WRITTEN TASK: Search the data for the word "Over" and copy every line where it occurs.

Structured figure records

────────────────────────────────────────

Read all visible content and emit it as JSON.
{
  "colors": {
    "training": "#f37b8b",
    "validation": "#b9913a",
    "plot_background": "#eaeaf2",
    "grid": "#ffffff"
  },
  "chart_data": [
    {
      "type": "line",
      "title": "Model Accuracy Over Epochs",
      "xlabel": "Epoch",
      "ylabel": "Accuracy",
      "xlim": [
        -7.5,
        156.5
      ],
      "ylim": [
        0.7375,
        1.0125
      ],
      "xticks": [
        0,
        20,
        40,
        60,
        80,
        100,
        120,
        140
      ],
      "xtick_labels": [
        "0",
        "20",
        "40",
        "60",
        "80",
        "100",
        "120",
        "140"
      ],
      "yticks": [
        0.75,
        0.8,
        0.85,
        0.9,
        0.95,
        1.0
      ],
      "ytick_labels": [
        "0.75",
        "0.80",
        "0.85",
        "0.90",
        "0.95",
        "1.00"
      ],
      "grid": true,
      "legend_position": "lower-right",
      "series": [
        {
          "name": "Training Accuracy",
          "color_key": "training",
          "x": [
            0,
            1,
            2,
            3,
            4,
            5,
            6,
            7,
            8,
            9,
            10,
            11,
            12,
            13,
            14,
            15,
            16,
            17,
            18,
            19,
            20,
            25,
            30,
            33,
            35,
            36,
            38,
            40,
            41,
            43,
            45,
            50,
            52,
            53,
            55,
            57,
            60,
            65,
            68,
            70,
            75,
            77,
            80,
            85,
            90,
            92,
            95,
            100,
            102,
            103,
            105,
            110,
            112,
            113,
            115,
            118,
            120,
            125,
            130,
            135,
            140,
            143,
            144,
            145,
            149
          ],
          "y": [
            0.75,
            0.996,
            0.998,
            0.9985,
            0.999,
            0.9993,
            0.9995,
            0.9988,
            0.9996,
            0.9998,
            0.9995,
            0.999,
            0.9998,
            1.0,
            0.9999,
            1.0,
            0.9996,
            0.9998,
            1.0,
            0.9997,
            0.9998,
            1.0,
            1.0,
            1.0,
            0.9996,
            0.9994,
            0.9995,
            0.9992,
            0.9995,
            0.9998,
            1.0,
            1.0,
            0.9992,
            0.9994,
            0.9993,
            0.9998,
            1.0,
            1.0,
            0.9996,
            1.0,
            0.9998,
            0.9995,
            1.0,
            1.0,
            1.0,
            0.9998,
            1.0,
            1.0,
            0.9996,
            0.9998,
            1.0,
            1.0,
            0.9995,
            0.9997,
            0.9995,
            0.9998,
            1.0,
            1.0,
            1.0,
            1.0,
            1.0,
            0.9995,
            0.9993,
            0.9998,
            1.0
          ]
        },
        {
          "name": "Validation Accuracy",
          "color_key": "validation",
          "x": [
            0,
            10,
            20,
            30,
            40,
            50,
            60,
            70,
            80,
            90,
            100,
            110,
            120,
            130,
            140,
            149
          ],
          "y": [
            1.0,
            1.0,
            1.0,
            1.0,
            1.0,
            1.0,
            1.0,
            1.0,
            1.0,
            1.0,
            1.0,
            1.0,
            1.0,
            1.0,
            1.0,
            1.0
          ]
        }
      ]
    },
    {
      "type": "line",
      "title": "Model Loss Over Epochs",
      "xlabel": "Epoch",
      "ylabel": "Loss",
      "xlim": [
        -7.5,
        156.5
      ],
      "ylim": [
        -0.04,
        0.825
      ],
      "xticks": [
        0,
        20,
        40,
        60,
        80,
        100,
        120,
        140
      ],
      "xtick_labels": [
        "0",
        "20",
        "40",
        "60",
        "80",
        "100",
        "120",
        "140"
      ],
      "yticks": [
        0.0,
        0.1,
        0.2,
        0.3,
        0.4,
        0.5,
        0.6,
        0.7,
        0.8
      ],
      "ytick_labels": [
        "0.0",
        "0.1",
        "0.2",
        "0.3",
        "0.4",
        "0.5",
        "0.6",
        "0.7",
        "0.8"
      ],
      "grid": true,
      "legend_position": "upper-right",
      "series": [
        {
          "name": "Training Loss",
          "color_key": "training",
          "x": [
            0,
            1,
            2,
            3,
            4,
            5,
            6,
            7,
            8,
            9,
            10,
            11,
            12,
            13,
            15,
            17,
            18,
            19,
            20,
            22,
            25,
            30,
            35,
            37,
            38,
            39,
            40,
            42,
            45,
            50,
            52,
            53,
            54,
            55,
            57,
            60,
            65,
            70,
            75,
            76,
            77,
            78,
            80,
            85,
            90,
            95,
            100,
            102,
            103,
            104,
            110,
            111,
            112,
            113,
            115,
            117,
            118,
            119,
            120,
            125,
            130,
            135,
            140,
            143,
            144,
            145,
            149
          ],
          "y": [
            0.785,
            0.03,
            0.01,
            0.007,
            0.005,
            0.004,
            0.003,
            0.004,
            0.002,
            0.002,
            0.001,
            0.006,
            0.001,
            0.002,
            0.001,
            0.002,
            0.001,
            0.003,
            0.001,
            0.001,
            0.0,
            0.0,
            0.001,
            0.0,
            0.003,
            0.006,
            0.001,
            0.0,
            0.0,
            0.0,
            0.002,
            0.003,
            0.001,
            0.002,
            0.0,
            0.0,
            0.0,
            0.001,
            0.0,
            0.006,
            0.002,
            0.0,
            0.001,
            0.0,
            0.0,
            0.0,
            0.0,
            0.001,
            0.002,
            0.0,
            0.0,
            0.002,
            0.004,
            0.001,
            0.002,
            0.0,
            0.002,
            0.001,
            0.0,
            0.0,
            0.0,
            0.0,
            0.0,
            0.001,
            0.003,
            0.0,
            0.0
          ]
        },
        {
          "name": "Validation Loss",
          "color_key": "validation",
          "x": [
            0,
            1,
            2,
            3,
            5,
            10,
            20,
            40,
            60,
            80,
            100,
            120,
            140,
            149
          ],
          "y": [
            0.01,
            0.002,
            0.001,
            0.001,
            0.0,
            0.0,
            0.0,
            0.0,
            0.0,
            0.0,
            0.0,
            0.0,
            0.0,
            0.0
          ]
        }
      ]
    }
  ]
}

────────────────────────────────────────

WORKED SOLUTION:
      "title": "Model Accuracy Over Epochs",
      "title": "Model Loss Over Epochs",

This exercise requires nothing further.